Requirement:
Reading the listing below, count the lines that contain the word "Drivers" and give that count alone.

Stored dataset items:
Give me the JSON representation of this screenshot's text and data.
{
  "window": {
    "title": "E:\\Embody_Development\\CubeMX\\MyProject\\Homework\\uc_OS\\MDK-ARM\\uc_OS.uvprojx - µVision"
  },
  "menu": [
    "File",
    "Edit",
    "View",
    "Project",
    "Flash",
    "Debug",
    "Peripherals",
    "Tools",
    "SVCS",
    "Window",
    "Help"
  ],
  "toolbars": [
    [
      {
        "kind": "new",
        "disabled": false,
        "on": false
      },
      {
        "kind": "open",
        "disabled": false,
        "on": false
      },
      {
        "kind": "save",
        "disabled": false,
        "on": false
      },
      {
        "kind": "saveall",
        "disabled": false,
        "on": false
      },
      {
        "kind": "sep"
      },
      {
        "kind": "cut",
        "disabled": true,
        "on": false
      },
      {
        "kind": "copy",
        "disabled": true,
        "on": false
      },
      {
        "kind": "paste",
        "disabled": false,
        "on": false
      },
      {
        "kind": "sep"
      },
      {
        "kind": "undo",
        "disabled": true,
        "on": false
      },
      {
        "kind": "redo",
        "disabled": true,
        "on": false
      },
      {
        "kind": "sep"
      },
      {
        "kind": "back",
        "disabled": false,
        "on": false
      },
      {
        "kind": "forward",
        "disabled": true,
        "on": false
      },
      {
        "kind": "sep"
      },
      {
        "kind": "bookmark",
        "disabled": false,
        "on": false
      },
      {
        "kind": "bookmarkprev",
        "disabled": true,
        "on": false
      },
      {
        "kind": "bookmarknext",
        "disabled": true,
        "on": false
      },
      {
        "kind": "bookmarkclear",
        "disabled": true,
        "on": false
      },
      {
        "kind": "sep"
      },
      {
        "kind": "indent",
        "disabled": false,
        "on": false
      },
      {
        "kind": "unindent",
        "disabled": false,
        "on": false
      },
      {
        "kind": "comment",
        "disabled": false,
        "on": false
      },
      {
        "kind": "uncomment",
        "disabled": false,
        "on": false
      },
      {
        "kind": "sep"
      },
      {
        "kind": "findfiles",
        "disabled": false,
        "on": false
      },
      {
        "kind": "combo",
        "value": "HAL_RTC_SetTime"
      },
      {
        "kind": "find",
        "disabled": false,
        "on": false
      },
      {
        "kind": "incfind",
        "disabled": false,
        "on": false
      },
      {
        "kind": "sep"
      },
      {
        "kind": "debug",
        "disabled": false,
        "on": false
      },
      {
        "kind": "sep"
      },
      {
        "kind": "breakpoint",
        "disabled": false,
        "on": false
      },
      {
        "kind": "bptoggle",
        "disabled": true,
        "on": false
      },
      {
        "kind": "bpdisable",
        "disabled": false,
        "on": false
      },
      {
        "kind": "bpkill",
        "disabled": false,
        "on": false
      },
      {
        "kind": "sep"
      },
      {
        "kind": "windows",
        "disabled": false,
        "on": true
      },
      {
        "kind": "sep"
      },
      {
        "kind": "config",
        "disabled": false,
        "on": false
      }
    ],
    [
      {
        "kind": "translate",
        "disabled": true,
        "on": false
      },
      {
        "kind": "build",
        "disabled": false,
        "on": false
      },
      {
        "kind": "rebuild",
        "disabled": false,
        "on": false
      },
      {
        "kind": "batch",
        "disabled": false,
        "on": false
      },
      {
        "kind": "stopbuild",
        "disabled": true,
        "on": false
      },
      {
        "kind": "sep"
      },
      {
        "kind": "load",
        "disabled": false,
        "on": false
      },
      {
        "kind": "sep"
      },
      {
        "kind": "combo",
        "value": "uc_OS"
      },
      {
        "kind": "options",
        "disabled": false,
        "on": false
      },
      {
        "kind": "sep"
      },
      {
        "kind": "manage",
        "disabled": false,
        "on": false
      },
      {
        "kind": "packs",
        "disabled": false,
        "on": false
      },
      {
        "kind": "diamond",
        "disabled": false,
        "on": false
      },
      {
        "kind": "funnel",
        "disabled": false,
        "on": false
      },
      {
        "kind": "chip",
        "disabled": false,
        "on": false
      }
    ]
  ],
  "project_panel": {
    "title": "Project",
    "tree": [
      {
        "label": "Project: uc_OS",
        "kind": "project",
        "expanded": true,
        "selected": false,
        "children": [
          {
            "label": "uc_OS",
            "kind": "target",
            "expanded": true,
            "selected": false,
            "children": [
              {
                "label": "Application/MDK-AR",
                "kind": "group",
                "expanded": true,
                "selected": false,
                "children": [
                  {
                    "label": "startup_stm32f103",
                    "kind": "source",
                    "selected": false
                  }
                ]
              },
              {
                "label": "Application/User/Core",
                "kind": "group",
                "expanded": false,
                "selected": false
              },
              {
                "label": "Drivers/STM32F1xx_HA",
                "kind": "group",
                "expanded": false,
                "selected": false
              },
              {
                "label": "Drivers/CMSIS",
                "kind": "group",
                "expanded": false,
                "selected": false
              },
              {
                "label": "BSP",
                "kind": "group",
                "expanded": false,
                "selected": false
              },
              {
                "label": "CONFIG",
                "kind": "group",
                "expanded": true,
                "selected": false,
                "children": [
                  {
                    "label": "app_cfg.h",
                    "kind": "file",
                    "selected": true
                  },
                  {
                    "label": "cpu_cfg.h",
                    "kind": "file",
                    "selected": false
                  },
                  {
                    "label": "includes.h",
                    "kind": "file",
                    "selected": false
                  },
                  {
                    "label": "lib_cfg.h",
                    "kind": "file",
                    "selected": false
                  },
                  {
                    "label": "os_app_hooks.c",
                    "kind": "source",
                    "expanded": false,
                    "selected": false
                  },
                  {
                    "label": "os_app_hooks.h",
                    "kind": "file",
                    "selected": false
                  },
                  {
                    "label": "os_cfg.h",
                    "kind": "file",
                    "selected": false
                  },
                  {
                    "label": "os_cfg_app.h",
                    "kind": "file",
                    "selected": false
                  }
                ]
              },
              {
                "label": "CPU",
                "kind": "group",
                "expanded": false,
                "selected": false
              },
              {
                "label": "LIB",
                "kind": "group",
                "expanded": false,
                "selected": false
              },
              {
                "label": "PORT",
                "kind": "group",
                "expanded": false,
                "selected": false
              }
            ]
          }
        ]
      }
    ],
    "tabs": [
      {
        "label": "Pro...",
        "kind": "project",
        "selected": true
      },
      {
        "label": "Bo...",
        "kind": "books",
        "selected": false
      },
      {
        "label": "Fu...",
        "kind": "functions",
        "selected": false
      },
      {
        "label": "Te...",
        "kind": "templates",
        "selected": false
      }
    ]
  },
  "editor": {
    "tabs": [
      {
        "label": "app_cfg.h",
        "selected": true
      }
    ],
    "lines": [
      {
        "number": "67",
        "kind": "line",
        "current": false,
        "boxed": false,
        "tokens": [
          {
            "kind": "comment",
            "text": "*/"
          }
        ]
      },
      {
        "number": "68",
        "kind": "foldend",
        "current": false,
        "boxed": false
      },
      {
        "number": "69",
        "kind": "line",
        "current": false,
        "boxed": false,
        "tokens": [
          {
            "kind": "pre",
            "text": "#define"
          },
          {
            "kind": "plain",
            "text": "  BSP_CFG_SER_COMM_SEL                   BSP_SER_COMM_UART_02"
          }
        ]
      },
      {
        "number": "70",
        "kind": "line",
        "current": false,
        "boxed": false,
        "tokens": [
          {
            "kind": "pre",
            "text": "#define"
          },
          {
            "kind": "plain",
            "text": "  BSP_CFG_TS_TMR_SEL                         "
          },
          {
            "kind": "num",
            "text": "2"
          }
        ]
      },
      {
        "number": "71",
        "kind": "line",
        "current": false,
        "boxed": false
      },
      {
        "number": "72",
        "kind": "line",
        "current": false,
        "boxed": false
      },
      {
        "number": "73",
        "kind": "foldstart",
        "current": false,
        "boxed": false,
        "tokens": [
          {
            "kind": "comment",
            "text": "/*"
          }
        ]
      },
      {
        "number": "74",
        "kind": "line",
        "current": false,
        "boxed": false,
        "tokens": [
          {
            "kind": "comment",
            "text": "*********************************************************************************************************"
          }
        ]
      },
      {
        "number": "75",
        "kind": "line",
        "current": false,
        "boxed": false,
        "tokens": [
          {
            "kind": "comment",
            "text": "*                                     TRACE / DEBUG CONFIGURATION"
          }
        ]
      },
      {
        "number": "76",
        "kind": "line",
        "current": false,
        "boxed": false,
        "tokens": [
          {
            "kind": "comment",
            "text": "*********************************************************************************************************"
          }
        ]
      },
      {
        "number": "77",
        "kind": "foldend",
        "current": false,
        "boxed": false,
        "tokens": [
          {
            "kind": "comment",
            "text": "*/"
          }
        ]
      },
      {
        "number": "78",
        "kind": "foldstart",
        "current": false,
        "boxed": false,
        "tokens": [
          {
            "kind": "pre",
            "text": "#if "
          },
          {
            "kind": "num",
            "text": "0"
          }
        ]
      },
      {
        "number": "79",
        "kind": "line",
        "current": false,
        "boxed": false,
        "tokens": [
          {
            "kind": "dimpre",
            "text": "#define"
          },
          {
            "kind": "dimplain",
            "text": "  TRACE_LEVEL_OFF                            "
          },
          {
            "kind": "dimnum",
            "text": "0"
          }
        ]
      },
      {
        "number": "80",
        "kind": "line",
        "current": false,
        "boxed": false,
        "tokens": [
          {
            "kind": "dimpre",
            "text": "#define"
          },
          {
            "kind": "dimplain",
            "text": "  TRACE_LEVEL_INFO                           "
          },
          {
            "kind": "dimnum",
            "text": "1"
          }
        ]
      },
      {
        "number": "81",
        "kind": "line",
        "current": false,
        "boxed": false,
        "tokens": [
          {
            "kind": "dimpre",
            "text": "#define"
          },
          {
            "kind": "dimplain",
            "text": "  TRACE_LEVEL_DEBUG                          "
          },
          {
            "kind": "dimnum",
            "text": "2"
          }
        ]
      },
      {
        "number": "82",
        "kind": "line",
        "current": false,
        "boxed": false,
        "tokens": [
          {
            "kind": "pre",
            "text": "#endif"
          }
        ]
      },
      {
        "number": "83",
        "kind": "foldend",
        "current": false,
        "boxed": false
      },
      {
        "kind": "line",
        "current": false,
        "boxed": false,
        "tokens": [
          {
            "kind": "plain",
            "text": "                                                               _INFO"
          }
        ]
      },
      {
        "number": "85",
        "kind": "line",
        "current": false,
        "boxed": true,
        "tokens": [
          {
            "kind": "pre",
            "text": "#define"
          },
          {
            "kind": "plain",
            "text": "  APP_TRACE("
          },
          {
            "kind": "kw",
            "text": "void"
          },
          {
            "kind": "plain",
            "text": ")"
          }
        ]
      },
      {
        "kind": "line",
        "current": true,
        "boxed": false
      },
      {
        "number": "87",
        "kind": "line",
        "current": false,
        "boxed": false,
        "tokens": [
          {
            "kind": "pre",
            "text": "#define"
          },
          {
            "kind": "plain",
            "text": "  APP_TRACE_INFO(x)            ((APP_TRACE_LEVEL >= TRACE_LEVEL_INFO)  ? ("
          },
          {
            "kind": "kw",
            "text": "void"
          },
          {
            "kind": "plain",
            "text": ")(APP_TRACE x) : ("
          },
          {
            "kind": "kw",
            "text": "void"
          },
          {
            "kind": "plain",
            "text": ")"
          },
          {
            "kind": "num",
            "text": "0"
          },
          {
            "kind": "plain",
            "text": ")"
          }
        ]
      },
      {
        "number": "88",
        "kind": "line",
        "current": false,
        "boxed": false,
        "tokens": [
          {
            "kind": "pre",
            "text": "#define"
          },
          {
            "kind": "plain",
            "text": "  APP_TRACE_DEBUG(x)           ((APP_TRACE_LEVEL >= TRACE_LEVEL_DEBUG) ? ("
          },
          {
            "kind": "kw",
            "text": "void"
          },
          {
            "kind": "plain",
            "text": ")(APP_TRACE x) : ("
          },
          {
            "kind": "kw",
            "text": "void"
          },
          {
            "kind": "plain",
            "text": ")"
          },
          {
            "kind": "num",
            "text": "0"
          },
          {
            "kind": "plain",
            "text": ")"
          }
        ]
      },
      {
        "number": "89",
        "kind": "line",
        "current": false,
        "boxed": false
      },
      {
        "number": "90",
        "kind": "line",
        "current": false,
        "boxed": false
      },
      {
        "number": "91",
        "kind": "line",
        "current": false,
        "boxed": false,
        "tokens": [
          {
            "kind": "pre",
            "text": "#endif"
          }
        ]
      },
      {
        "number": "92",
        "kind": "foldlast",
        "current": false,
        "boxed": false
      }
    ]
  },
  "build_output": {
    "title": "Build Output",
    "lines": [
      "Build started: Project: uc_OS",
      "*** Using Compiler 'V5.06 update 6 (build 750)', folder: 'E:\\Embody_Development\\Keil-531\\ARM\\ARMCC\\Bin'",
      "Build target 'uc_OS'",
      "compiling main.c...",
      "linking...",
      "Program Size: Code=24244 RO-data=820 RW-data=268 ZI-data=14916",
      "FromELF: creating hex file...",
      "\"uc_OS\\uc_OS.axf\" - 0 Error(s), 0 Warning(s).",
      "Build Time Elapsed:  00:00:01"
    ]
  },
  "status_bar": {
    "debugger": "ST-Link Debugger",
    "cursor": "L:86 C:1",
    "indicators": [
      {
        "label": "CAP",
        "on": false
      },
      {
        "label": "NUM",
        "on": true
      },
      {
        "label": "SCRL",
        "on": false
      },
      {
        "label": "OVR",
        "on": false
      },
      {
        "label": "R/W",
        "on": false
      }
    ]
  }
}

The completed task:
2